#### EXERCISE DIRECTIONS
Using the data below, gather each line that includes the word "values".

#### ENTRIES PROVIDED
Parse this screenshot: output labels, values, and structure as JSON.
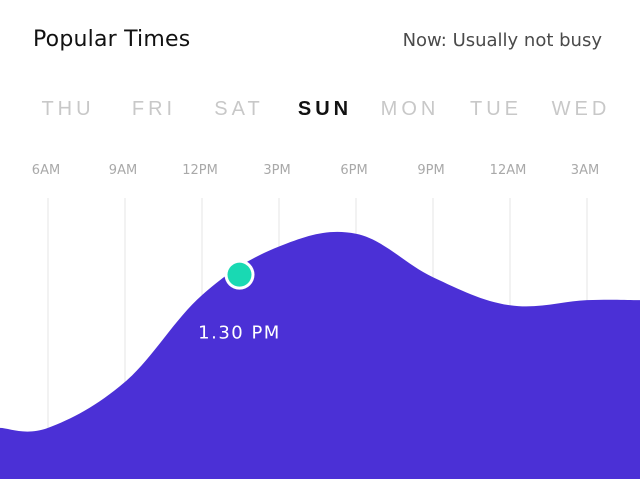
{
  "header": {
    "title": "Popular Times",
    "status": "Now: Usually not busy"
  },
  "days": [
    {
      "label": "THU",
      "active": false
    },
    {
      "label": "FRI",
      "active": false
    },
    {
      "label": "SAT",
      "active": false
    },
    {
      "label": "SUN",
      "active": true
    },
    {
      "label": "MON",
      "active": false
    },
    {
      "label": "TUE",
      "active": false
    },
    {
      "label": "WED",
      "active": false
    }
  ],
  "colors": {
    "fill": "#4b30d6",
    "marker": "#19d9b3",
    "gridline": "#e6e6e6",
    "label": "#a9a9a9"
  },
  "chart_data": {
    "type": "area",
    "x": [
      "6AM",
      "9AM",
      "12PM",
      "3PM",
      "6PM",
      "9PM",
      "12AM",
      "3AM"
    ],
    "values": [
      20,
      38,
      72,
      91,
      96,
      79,
      68,
      70
    ],
    "ylim": [
      0,
      110
    ],
    "grid": true,
    "marker": {
      "label": "1.30 PM"
    }
  }
}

#### TASK RESULT
Parse this screenshot: output labels, values, and structure as JSON.
    "values": [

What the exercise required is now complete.